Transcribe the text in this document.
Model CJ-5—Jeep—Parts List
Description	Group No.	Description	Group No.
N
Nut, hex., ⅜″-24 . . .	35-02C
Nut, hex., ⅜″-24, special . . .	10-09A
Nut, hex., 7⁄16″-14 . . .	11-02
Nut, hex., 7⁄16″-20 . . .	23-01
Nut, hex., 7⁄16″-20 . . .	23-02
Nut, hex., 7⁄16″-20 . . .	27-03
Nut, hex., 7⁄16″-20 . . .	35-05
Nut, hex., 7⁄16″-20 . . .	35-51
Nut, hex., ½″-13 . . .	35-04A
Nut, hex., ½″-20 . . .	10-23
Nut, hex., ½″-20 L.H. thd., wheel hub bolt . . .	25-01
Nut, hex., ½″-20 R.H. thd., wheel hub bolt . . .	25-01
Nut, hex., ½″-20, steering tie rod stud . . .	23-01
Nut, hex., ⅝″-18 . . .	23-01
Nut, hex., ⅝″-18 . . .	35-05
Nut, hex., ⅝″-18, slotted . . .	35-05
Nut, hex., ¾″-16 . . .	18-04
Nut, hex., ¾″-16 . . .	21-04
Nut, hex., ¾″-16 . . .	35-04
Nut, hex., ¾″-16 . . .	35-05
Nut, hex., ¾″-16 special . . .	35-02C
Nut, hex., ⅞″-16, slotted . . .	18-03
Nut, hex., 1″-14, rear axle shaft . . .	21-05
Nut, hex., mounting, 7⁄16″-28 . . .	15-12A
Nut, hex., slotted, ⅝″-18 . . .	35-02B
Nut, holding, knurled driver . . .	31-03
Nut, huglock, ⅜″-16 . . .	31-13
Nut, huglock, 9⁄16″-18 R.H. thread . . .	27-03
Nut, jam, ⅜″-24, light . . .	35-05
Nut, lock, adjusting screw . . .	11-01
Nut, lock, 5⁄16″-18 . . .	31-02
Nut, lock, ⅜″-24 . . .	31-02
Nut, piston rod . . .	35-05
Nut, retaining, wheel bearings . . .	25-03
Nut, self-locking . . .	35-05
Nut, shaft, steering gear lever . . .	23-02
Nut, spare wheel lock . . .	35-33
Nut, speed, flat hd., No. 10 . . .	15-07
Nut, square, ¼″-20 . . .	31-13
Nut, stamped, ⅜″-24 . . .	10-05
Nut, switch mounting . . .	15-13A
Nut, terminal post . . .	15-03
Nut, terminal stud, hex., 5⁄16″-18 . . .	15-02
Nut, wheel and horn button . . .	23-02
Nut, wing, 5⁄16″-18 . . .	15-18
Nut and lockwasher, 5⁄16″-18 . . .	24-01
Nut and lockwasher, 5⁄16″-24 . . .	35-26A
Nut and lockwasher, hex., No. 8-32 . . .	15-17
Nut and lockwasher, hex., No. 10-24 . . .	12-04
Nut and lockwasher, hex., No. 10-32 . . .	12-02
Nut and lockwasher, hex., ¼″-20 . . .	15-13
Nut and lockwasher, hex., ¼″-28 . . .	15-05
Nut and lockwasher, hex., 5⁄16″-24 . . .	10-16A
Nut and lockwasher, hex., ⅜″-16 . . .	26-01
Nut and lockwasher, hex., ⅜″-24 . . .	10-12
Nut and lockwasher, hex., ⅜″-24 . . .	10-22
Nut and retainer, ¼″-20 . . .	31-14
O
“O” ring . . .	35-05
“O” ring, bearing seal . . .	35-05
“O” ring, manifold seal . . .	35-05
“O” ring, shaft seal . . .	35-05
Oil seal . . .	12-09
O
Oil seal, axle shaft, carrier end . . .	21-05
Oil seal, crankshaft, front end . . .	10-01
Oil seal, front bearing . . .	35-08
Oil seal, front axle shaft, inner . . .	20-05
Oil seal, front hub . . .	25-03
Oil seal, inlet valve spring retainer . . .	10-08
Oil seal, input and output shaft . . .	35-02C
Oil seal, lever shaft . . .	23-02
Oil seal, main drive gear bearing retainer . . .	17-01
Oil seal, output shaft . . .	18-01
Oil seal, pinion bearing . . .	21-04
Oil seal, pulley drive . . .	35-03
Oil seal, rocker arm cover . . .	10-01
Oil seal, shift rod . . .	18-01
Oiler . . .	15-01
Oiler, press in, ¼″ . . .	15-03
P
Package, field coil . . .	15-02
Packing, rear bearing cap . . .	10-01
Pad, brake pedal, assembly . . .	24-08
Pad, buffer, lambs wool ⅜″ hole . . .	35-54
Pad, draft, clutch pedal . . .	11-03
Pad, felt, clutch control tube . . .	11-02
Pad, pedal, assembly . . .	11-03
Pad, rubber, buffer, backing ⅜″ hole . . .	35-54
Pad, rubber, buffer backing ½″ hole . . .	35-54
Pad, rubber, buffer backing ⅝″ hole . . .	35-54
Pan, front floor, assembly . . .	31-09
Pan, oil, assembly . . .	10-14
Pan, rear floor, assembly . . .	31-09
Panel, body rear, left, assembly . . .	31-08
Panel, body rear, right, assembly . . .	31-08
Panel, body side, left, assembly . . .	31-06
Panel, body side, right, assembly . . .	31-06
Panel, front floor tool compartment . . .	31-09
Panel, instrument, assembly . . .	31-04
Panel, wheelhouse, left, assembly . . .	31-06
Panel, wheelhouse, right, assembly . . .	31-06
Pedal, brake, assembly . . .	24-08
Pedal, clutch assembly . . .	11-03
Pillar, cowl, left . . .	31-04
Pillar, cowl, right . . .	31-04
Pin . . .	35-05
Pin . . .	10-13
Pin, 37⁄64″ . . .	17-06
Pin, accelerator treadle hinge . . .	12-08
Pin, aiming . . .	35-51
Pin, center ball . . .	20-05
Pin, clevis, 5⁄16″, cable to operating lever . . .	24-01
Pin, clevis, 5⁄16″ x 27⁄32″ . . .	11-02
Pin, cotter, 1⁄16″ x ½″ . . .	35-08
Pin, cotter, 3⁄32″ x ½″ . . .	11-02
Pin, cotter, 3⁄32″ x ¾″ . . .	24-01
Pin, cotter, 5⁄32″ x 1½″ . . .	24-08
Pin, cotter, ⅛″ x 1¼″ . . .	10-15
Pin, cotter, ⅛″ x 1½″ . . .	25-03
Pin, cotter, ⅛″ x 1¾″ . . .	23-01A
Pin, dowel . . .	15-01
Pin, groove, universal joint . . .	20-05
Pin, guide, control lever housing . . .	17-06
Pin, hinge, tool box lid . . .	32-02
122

+--

Exercise description
Please output the entries above, every line exactly as it reads.

Solution for this exercise
Transcribe the text in this document.
Model CJ-5—Jeep—Parts List
Description	Group No.	Description	Group No.
N
Nut, hex., ⅜″-24 . . .	35-02C
Nut, hex., ⅜″-24, special . . .	10-09A
Nut, hex., 7⁄16″-14 . . .	11-02
Nut, hex., 7⁄16″-20 . . .	23-01
Nut, hex., 7⁄16″-20 . . .	23-02
Nut, hex., 7⁄16″-20 . . .	27-03
Nut, hex., 7⁄16″-20 . . .	35-05
Nut, hex., 7⁄16″-20 . . .	35-51
Nut, hex., ½″-13 . . .	35-04A
Nut, hex., ½″-20 . . .	10-23
Nut, hex., ½″-20 L.H. thd., wheel hub bolt . . .	25-01
Nut, hex., ½″-20 R.H. thd., wheel hub bolt . . .	25-01
Nut, hex., ½″-20, steering tie rod stud . . .	23-01
Nut, hex., ⅝″-18 . . .	23-01
Nut, hex., ⅝″-18 . . .	35-05
Nut, hex., ⅝″-18, slotted . . .	35-05
Nut, hex., ¾″-16 . . .	18-04
Nut, hex., ¾″-16 . . .	21-04
Nut, hex., ¾″-16 . . .	35-04
Nut, hex., ¾″-16 . . .	35-05
Nut, hex., ¾″-16 special . . .	35-02C
Nut, hex., ⅞″-16, slotted . . .	18-03
Nut, hex., 1″-14, rear axle shaft . . .	21-05
Nut, hex., mounting, 7⁄16″-28 . . .	15-12A
Nut, hex., slotted, ⅝″-18 . . .	35-02B
Nut, holding, knurled driver . . .	31-03
Nut, huglock, ⅜″-16 . . .	31-13
Nut, huglock, 9⁄16″-18 R.H. thread . . .	27-03
Nut, jam, ⅜″-24, light . . .	35-05
Nut, lock, adjusting screw . . .	11-01
Nut, lock, 5⁄16″-18 . . .	31-02
Nut, lock, ⅜″-24 . . .	31-02
Nut, piston rod . . .	35-05
Nut, retaining, wheel bearings . . .	25-03
Nut, self-locking . . .	35-05
Nut, shaft, steering gear lever . . .	23-02
Nut, spare wheel lock . . .	35-33
Nut, speed, flat hd., No. 10 . . .	15-07
Nut, square, ¼″-20 . . .	31-13
Nut, stamped, ⅜″-24 . . .	10-05
Nut, switch mounting . . .	15-13A
Nut, terminal post . . .	15-03
Nut, terminal stud, hex., 5⁄16″-18 . . .	15-02
Nut, wheel and horn button . . .	23-02
Nut, wing, 5⁄16″-18 . . .	15-18
Nut and lockwasher, 5⁄16″-18 . . .	24-01
Nut and lockwasher, 5⁄16″-24 . . .	35-26A
Nut and lockwasher, hex., No. 8-32 . . .	15-17
Nut and lockwasher, hex., No. 10-24 . . .	12-04
Nut and lockwasher, hex., No. 10-32 . . .	12-02
Nut and lockwasher, hex., ¼″-20 . . .	15-13
Nut and lockwasher, hex., ¼″-28 . . .	15-05
Nut and lockwasher, hex., 5⁄16″-24 . . .	10-16A
Nut and lockwasher, hex., ⅜″-16 . . .	26-01
Nut and lockwasher, hex., ⅜″-24 . . .	10-12
Nut and lockwasher, hex., ⅜″-24 . . .	10-22
Nut and retainer, ¼″-20 . . .	31-14
O
“O” ring . . .	35-05
“O” ring, bearing seal . . .	35-05
“O” ring, manifold seal . . .	35-05
“O” ring, shaft seal . . .	35-05
Oil seal . . .	12-09
O
Oil seal, axle shaft, carrier end . . .	21-05
Oil seal, crankshaft, front end . . .	10-01
Oil seal, front bearing . . .	35-08
Oil seal, front axle shaft, inner . . .	20-05
Oil seal, front hub . . .	25-03
Oil seal, inlet valve spring retainer . . .	10-08
Oil seal, input and output shaft . . .	35-02C
Oil seal, lever shaft . . .	23-02
Oil seal, main drive gear bearing retainer . . .	17-01
Oil seal, output shaft . . .	18-01
Oil seal, pinion bearing . . .	21-04
Oil seal, pulley drive . . .	35-03
Oil seal, rocker arm cover . . .	10-01
Oil seal, shift rod . . .	18-01
Oiler . . .	15-01
Oiler, press in, ¼″ . . .	15-03
P
Package, field coil . . .	15-02
Packing, rear bearing cap . . .	10-01
Pad, brake pedal, assembly . . .	24-08
Pad, buffer, lambs wool ⅜″ hole . . .	35-54
Pad, draft, clutch pedal . . .	11-03
Pad, felt, clutch control tube . . .	11-02
Pad, pedal, assembly . . .	11-03
Pad, rubber, buffer, backing ⅜″ hole . . .	35-54
Pad, rubber, buffer backing ½″ hole . . .	35-54
Pad, rubber, buffer backing ⅝″ hole . . .	35-54
Pan, front floor, assembly . . .	31-09
Pan, oil, assembly . . .	10-14
Pan, rear floor, assembly . . .	31-09
Panel, body rear, left, assembly . . .	31-08
Panel, body rear, right, assembly . . .	31-08
Panel, body side, left, assembly . . .	31-06
Panel, body side, right, assembly . . .	31-06
Panel, front floor tool compartment . . .	31-09
Panel, instrument, assembly . . .	31-04
Panel, wheelhouse, left, assembly . . .	31-06
Panel, wheelhouse, right, assembly . . .	31-06
Pedal, brake, assembly . . .	24-08
Pedal, clutch assembly . . .	11-03
Pillar, cowl, left . . .	31-04
Pillar, cowl, right . . .	31-04
Pin . . .	35-05
Pin . . .	10-13
Pin, 37⁄64″ . . .	17-06
Pin, accelerator treadle hinge . . .	12-08
Pin, aiming . . .	35-51
Pin, center ball . . .	20-05
Pin, clevis, 5⁄16″, cable to operating lever . . .	24-01
Pin, clevis, 5⁄16″ x 27⁄32″ . . .	11-02
Pin, cotter, 1⁄16″ x ½″ . . .	35-08
Pin, cotter, 3⁄32″ x ½″ . . .	11-02
Pin, cotter, 3⁄32″ x ¾″ . . .	24-01
Pin, cotter, 5⁄32″ x 1½″ . . .	24-08
Pin, cotter, ⅛″ x 1¼″ . . .	10-15
Pin, cotter, ⅛″ x 1½″ . . .	25-03
Pin, cotter, ⅛″ x 1¾″ . . .	23-01A
Pin, dowel . . .	15-01
Pin, groove, universal joint . . .	20-05
Pin, guide, control lever housing . . .	17-06
Pin, hinge, tool box lid . . .	32-02
122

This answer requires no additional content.